Your objective: Type out the material below exactly.

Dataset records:
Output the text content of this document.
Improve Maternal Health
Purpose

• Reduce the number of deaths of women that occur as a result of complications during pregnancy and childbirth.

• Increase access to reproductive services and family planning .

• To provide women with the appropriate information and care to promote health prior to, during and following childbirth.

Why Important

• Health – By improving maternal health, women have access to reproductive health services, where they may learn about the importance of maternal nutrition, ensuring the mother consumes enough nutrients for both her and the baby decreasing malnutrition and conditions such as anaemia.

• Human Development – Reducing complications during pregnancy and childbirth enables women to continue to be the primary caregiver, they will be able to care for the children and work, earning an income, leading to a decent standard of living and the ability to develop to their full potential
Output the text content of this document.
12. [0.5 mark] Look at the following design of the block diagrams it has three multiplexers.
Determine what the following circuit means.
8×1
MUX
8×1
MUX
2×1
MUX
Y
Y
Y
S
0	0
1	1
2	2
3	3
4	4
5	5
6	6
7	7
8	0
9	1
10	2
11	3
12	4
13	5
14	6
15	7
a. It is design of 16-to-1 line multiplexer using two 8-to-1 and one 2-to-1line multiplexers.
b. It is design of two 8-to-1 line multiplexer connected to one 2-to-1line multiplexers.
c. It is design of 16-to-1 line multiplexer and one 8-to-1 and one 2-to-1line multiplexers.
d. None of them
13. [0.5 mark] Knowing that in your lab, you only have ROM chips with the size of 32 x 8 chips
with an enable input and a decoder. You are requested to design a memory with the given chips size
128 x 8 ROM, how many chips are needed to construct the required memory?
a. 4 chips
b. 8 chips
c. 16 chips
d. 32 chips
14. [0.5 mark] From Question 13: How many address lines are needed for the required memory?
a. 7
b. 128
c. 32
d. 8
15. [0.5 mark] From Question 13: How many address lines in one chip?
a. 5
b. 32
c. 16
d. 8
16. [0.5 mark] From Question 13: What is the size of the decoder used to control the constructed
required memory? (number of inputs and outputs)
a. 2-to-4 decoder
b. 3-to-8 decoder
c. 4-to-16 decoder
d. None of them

Final result:
Output the text content of this document.
Improve Maternal Health
Purpose

• Reduce the number of deaths of women that occur as a result of complications during pregnancy and childbirth.

• Increase access to reproductive services and family planning .

• To provide women with the appropriate information and care to promote health prior to, during and following childbirth.

Why Important

• Health – By improving maternal health, women have access to reproductive health services, where they may learn about the importance of maternal nutrition, ensuring the mother consumes enough nutrients for both her and the baby decreasing malnutrition and conditions such as anaemia.

• Human Development – Reducing complications during pregnancy and childbirth enables women to continue to be the primary caregiver, they will be able to care for the children and work, earning an income, leading to a decent standard of living and the ability to develop to their full potential
Output the text content of this document.
12. [0.5 mark] Look at the following design of the block diagrams it has three multiplexers.
Determine what the following circuit means.
8×1
MUX
8×1
MUX
2×1
MUX
Y
Y
Y
S
0	0
1	1
2	2
3	3
4	4
5	5
6	6
7	7
8	0
9	1
10	2
11	3
12	4
13	5
14	6
15	7
a. It is design of 16-to-1 line multiplexer using two 8-to-1 and one 2-to-1line multiplexers.
b. It is design of two 8-to-1 line multiplexer connected to one 2-to-1line multiplexers.
c. It is design of 16-to-1 line multiplexer and one 8-to-1 and one 2-to-1line multiplexers.
d. None of them
13. [0.5 mark] Knowing that in your lab, you only have ROM chips with the size of 32 x 8 chips
with an enable input and a decoder. You are requested to design a memory with the given chips size
128 x 8 ROM, how many chips are needed to construct the required memory?
a. 4 chips
b. 8 chips
c. 16 chips
d. 32 chips
14. [0.5 mark] From Question 13: How many address lines are needed for the required memory?
a. 7
b. 128
c. 32
d. 8
15. [0.5 mark] From Question 13: How many address lines in one chip?
a. 5
b. 32
c. 16
d. 8
16. [0.5 mark] From Question 13: What is the size of the decoder used to control the constructed
required memory? (number of inputs and outputs)
a. 2-to-4 decoder
b. 3-to-8 decoder
c. 4-to-16 decoder
d. None of them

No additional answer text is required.